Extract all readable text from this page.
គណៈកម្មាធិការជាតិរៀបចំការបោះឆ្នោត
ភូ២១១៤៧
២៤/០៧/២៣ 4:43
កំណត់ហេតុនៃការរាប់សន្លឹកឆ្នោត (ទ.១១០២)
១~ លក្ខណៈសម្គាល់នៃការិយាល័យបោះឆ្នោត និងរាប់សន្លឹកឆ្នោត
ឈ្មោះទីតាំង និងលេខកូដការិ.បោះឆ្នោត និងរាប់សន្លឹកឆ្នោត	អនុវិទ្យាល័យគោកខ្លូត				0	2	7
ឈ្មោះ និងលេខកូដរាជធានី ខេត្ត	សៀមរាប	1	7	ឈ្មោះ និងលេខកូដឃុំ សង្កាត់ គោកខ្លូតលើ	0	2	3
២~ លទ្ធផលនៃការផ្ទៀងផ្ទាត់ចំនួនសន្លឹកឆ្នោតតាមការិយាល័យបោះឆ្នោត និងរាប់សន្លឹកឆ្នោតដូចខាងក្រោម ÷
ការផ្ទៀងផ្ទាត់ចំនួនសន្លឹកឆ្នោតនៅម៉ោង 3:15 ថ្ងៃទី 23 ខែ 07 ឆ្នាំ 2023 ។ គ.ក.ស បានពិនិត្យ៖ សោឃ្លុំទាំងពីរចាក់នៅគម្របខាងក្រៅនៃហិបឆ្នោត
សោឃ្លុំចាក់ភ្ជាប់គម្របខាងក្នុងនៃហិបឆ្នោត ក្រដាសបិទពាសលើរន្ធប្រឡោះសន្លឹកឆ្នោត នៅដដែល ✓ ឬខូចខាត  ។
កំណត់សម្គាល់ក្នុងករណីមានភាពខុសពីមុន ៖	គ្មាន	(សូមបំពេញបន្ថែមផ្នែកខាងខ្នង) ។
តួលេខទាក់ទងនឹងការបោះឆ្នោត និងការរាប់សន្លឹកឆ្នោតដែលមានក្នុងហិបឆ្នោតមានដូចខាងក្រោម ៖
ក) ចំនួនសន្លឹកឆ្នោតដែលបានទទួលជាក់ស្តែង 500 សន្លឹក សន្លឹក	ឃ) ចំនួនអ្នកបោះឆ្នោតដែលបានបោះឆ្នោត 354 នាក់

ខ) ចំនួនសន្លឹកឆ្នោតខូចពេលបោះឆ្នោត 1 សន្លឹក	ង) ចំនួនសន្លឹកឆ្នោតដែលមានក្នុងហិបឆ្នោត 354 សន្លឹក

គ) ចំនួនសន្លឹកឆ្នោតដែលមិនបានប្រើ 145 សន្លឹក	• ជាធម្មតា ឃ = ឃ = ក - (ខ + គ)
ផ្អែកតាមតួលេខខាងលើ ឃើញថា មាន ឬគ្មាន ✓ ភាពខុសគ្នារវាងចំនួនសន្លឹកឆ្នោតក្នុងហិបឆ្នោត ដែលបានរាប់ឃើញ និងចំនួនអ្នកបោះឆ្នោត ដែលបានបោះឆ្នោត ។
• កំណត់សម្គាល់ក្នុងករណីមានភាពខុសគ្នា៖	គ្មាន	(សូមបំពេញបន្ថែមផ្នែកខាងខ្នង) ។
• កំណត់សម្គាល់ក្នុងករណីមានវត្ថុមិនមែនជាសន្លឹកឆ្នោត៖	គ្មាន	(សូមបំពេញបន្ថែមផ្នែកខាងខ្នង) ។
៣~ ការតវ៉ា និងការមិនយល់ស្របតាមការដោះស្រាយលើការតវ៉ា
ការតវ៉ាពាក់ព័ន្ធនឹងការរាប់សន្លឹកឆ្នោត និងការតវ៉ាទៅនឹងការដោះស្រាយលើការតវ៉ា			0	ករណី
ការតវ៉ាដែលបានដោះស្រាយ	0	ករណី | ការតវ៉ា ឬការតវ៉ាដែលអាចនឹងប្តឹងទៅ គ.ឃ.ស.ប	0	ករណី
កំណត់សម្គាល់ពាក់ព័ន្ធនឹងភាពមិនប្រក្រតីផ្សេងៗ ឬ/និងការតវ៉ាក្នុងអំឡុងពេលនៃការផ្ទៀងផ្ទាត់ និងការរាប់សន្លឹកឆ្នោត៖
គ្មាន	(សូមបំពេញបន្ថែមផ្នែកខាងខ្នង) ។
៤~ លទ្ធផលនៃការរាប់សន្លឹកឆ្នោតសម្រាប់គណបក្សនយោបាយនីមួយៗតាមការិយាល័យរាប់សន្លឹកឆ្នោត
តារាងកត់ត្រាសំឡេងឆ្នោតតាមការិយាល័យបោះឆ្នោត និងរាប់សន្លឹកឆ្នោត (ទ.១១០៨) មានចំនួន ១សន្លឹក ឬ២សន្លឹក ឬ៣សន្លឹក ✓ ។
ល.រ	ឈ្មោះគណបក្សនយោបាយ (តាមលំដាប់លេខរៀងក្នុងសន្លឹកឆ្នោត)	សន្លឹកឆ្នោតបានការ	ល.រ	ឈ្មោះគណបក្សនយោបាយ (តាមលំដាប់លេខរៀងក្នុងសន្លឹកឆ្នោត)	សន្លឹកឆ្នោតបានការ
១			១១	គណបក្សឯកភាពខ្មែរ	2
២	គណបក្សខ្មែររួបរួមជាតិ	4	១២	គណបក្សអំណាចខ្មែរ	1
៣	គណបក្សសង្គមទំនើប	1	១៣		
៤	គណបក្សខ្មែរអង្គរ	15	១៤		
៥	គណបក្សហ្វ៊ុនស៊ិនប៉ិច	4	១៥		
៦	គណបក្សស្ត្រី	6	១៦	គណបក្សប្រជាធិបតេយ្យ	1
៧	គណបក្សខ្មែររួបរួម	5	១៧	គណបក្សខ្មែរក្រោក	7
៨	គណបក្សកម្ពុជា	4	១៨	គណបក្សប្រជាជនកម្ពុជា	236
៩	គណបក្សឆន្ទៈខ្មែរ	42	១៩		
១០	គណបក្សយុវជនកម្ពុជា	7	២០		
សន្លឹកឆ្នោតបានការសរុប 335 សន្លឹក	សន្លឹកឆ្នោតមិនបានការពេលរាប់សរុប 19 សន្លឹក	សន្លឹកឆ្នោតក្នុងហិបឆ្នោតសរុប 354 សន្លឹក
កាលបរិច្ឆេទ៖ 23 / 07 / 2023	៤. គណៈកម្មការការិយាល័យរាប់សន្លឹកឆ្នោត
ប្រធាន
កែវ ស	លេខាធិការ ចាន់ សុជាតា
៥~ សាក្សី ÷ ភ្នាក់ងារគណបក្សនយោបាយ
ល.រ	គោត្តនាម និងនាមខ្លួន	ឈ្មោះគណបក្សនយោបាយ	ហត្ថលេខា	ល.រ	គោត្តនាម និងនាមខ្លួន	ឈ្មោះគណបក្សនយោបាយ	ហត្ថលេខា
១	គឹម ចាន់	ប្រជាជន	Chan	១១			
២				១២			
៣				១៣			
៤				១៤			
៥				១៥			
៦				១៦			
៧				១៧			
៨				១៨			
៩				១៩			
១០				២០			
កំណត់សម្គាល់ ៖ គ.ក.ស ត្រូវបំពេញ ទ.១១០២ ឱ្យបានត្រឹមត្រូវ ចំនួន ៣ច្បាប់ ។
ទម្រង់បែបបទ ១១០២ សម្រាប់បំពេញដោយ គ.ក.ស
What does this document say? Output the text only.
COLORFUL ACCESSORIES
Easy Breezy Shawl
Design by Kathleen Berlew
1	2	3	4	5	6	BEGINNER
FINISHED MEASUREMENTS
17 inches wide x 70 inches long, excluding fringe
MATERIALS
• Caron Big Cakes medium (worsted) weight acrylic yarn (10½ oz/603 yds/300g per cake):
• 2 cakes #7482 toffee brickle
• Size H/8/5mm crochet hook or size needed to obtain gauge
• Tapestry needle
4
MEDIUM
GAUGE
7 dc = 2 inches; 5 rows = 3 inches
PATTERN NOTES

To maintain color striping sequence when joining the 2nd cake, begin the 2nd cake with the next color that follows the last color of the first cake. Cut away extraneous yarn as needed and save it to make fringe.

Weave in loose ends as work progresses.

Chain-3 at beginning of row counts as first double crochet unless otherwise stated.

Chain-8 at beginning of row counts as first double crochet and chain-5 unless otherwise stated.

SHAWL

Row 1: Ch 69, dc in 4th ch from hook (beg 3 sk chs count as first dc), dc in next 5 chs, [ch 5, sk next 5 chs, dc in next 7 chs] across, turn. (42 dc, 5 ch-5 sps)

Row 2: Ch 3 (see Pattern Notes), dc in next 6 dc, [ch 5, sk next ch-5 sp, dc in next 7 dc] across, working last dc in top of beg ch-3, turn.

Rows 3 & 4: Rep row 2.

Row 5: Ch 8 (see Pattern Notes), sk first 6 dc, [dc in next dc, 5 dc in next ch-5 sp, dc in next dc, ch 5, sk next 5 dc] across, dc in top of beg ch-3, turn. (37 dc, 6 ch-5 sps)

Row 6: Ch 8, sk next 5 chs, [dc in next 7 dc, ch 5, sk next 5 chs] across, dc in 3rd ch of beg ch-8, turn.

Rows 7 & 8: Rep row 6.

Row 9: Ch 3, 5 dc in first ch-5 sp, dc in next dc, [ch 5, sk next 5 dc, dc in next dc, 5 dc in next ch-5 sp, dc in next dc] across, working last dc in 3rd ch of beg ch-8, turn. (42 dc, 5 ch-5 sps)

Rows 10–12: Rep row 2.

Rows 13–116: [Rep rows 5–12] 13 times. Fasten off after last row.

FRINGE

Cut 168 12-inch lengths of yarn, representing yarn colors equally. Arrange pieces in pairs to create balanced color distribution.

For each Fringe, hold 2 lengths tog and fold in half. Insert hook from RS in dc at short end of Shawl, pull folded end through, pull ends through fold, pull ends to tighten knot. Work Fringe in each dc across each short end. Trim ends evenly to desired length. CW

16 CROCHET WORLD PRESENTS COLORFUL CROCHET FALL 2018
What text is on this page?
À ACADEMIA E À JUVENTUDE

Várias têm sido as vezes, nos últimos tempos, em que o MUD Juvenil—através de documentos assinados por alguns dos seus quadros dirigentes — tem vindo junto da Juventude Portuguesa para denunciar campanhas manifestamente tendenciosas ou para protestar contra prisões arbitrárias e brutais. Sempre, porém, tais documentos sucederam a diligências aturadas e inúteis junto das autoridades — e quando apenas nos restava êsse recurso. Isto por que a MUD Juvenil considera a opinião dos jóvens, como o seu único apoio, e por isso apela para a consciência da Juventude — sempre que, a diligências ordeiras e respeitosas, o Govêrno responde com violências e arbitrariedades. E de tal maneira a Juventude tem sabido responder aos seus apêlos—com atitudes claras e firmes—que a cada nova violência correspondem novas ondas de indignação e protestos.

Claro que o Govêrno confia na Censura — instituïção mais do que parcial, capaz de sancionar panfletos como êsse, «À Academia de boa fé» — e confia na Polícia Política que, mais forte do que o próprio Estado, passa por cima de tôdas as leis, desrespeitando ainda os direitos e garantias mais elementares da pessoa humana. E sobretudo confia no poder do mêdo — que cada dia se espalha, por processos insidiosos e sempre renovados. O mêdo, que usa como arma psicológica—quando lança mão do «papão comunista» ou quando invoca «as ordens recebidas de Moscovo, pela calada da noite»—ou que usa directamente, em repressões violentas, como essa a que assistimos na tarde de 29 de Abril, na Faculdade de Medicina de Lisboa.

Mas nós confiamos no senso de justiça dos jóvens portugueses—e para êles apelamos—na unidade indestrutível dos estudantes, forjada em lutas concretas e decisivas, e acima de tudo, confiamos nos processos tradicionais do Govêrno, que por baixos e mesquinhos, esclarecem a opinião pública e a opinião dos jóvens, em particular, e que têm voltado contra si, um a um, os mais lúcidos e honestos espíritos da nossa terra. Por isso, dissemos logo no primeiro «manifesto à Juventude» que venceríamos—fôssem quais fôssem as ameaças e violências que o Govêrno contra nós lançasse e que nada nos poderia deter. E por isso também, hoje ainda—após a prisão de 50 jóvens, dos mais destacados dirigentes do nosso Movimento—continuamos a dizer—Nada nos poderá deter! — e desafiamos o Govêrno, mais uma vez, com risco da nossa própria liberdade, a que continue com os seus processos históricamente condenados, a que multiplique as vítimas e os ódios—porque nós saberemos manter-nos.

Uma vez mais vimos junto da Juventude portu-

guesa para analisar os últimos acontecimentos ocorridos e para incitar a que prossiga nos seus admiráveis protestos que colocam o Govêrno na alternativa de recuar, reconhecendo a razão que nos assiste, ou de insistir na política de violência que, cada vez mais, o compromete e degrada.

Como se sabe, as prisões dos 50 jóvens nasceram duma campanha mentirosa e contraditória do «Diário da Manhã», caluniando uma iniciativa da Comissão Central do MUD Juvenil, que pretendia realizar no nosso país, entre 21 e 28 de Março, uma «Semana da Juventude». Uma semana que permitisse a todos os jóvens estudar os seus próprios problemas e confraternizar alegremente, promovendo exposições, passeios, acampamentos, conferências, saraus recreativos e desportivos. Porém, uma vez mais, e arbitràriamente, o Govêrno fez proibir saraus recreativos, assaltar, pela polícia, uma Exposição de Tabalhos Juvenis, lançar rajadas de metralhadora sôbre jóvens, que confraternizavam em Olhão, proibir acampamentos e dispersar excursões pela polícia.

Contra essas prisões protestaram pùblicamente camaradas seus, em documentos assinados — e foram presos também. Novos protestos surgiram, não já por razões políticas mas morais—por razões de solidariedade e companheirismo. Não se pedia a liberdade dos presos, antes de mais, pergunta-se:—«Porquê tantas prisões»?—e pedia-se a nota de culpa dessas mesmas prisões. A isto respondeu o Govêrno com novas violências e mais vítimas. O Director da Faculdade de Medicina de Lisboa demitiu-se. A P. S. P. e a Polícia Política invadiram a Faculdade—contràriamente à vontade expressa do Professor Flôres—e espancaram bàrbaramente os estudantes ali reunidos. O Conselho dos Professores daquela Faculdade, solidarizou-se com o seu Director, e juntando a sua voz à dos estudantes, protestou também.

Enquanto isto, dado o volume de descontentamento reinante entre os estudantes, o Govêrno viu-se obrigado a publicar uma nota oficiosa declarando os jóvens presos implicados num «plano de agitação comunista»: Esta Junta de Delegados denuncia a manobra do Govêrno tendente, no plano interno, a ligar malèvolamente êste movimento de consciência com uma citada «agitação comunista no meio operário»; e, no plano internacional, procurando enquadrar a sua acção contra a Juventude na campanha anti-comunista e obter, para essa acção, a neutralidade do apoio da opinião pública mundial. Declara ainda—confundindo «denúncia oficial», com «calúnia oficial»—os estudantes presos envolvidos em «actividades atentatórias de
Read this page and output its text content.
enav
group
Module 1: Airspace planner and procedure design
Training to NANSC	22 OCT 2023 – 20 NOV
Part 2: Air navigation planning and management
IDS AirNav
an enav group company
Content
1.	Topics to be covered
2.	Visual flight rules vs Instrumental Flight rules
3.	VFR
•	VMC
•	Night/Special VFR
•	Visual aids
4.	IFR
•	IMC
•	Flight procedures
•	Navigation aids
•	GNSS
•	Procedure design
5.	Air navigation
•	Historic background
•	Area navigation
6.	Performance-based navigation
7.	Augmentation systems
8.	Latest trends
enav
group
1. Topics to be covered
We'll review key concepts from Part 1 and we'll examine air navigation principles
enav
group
******
WHAT TO WORK ON
In the entries above, find each line with the string "stated" and copy it.

CORRECT RESPONSE
Chain-3 at beginning of row counts as first double crochet unless otherwise stated.
Chain-8 at beginning of row counts as first double crochet and chain-5 unless otherwise stated.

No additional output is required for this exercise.